DATA TO USE
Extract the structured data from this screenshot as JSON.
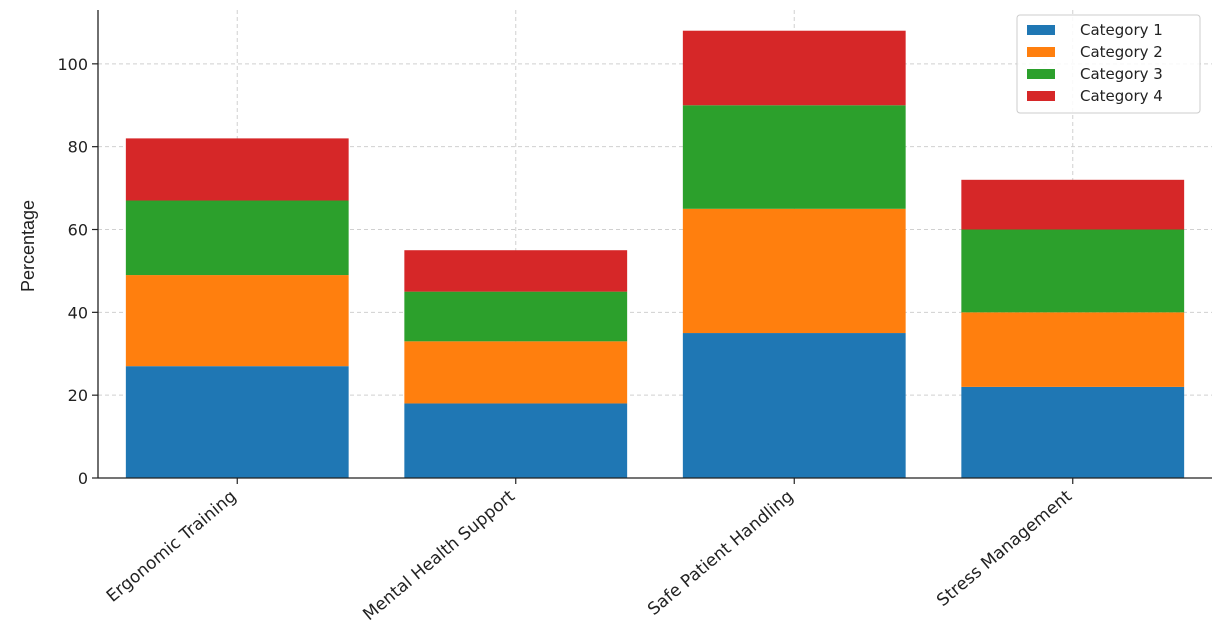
{
  "chart_data": {
    "type": "bar",
    "stacked": true,
    "title": "",
    "xlabel": "",
    "ylabel": "Percentage",
    "ylim": [
      0,
      113
    ],
    "yticks": [
      0,
      20,
      40,
      60,
      80,
      100
    ],
    "grid": true,
    "legend_position": "top-right",
    "categories": [
      "Ergonomic Training",
      "Mental Health Support",
      "Safe Patient Handling",
      "Stress Management"
    ],
    "series": [
      {
        "name": "Category 1",
        "color": "#1f77b4",
        "values": [
          27,
          18,
          35,
          22
        ]
      },
      {
        "name": "Category 2",
        "color": "#ff7f0e",
        "values": [
          22,
          15,
          30,
          18
        ]
      },
      {
        "name": "Category 3",
        "color": "#2ca02c",
        "values": [
          18,
          12,
          25,
          20
        ]
      },
      {
        "name": "Category 4",
        "color": "#d62728",
        "values": [
          15,
          10,
          18,
          12
        ]
      }
    ]
  }
}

DIRECTIONS
Report all lines of the material that contain the word "color".

RESULT BELOW
        "color": "#1f77b4",
        "color": "#ff7f0e",
        "color": "#2ca02c",
        "color": "#d62728",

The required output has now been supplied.